## WHAT IS EXPECTED
Locate the word "做更好的自己" in the material, then show every line that holds it.

Dataset records:
◆ ◆ ◆ ◆ ◆

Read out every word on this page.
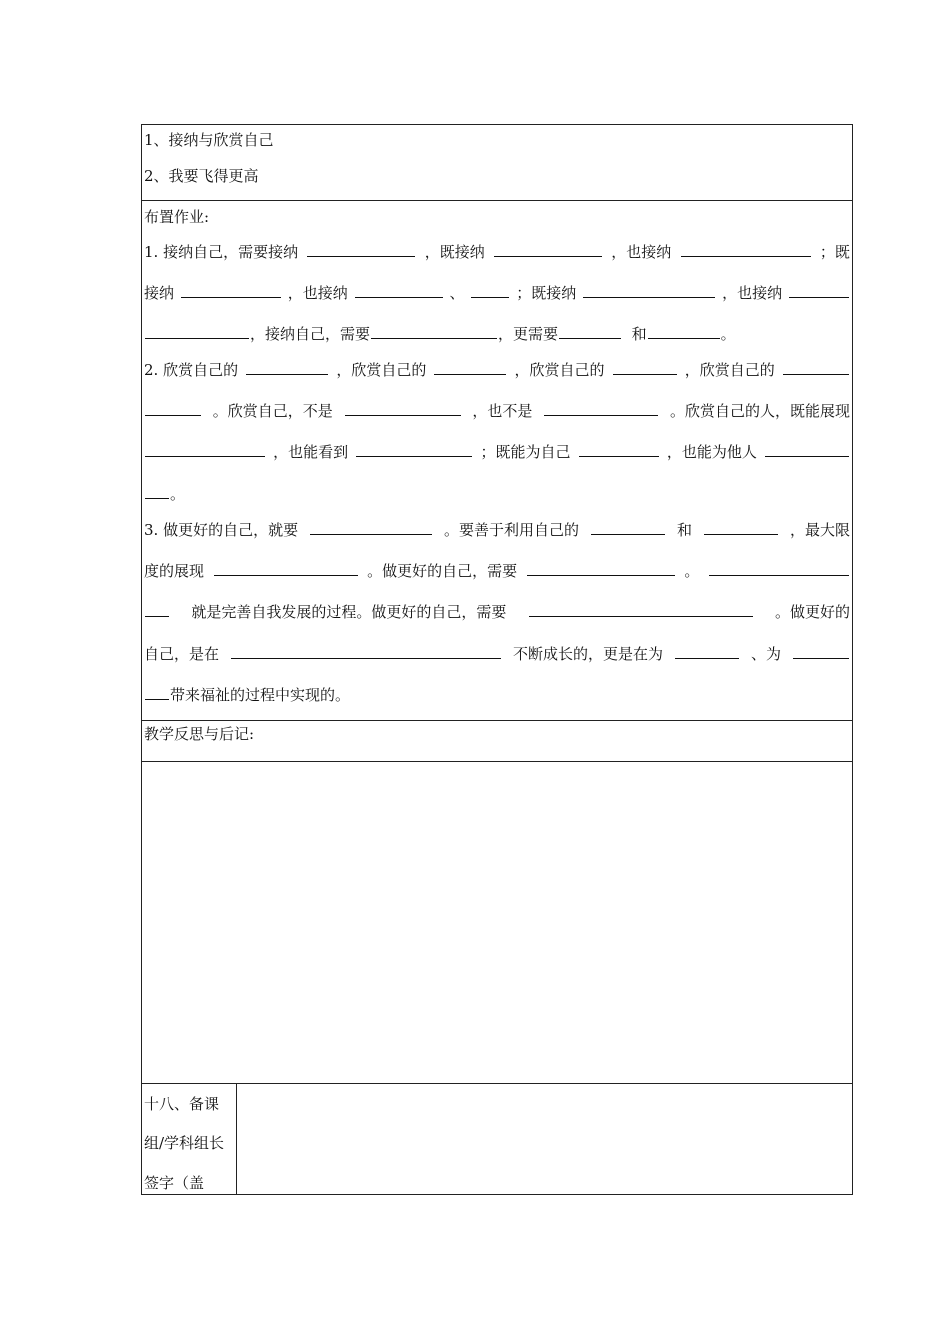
1、接纳与欣赏自己
2、我要飞得更高
布置作业:
1. 接纳自己，需要接纳	，既接纳	，也接纳	；既
接纳	，也接纳	、	；既接纳	，也接纳
，接纳自己，需要	，更需要	和	。
2. 欣赏自己的	，欣赏自己的	，欣赏自己的	，欣赏自己的
。欣赏自己，不是	，也不是	。欣赏自己的人，既能展现
，也能看到	；既能为自己	，也能为他人
。
3. 做更好的自己，就要	。要善于利用自己的	和	，最大限
度的展现	。做更好的自己，需要	。
就是完善自我发展的过程。做更好的自己，需要	。做更好的
自己，是在	不断成长的，更是在为	、为
带来福祉的过程中实现的。
教学反思与后记:
十八、备课
组/学科组长
签字（盖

◆ ◆ ◆ ◆ ◆

## WRITTEN ANSWER
3. 做更好的自己，就要	。要善于利用自己的	和	，最大限
度的展现	。做更好的自己，需要	。
就是完善自我发展的过程。做更好的自己，需要	。做更好的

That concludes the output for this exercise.